Supplied entries —

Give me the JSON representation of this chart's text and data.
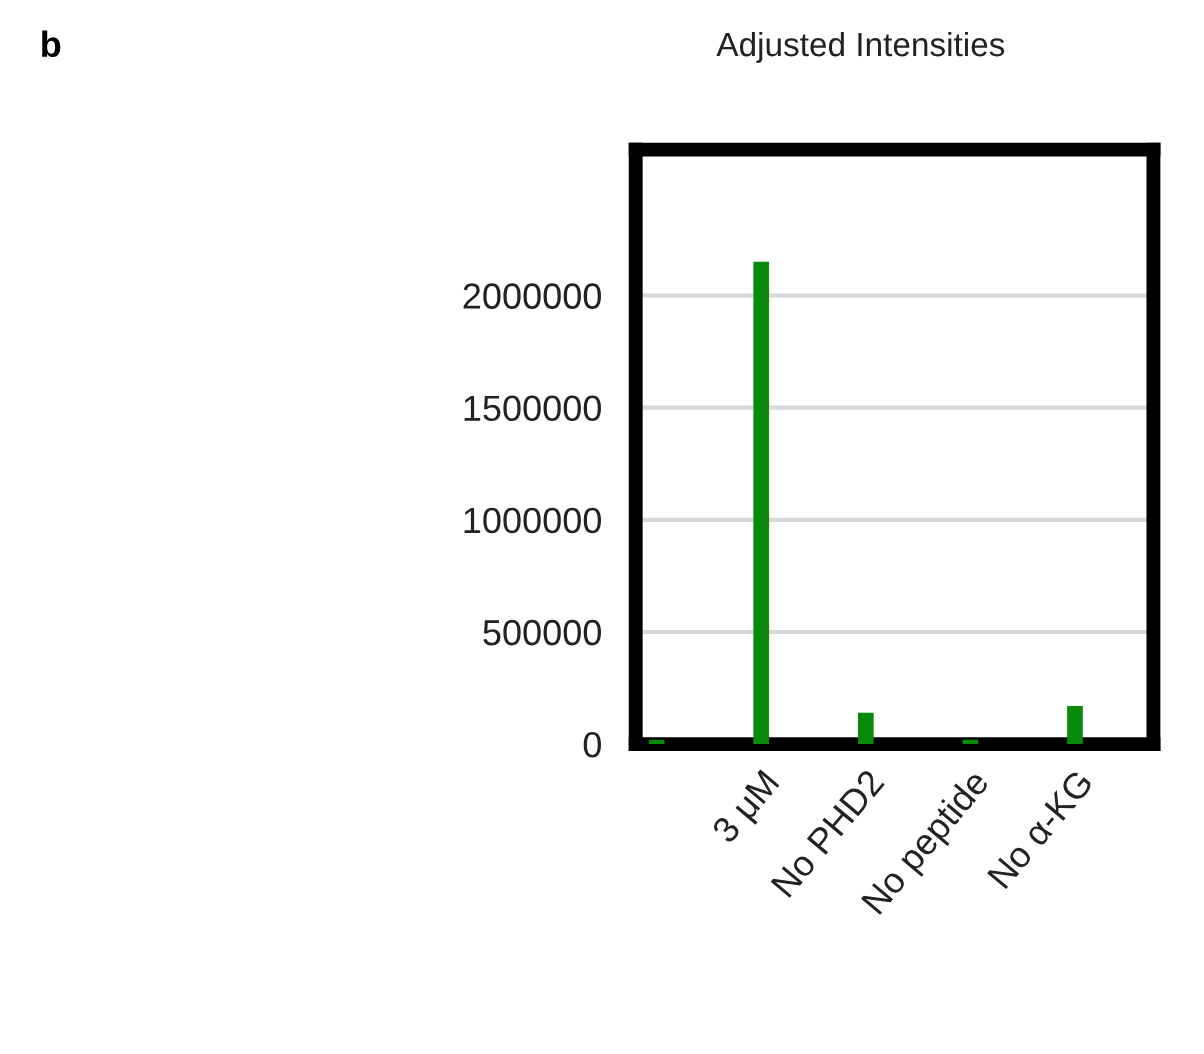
{
  "chart_data": {
    "type": "bar",
    "title": "Adjusted Intensities",
    "annotations": [
      "b"
    ],
    "categories": [
      null,
      "3 μM",
      "No PHD2",
      "No peptide",
      "No α-KG"
    ],
    "values": [
      20000,
      2150000,
      140000,
      20000,
      170000
    ],
    "color": "#0a8a0a",
    "ylim": [
      0,
      2650000
    ],
    "yticks": [
      0,
      500000,
      1000000,
      1500000,
      2000000
    ],
    "grid": "y",
    "legend": false
  }
}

Requirement — From the material above, set down each entry exactly, but exclude the pictures.

Your solution —
Give me the JSON representation of this chart's text and data.
{
  "chart_data": {
    "type": "bar",
    "title": "Adjusted Intensities",
    "annotations": [
      "b"
    ],
    "categories": [
      null,
      "3 μM",
      "No PHD2",
      "No peptide",
      "No α-KG"
    ],
    "values": [
      20000,
      2150000,
      140000,
      20000,
      170000
    ],
    "color": "#0a8a0a",
    "ylim": [
      0,
      2650000
    ],
    "yticks": [
      0,
      500000,
      1000000,
      1500000,
      2000000
    ],
    "grid": "y",
    "legend": false
  }
}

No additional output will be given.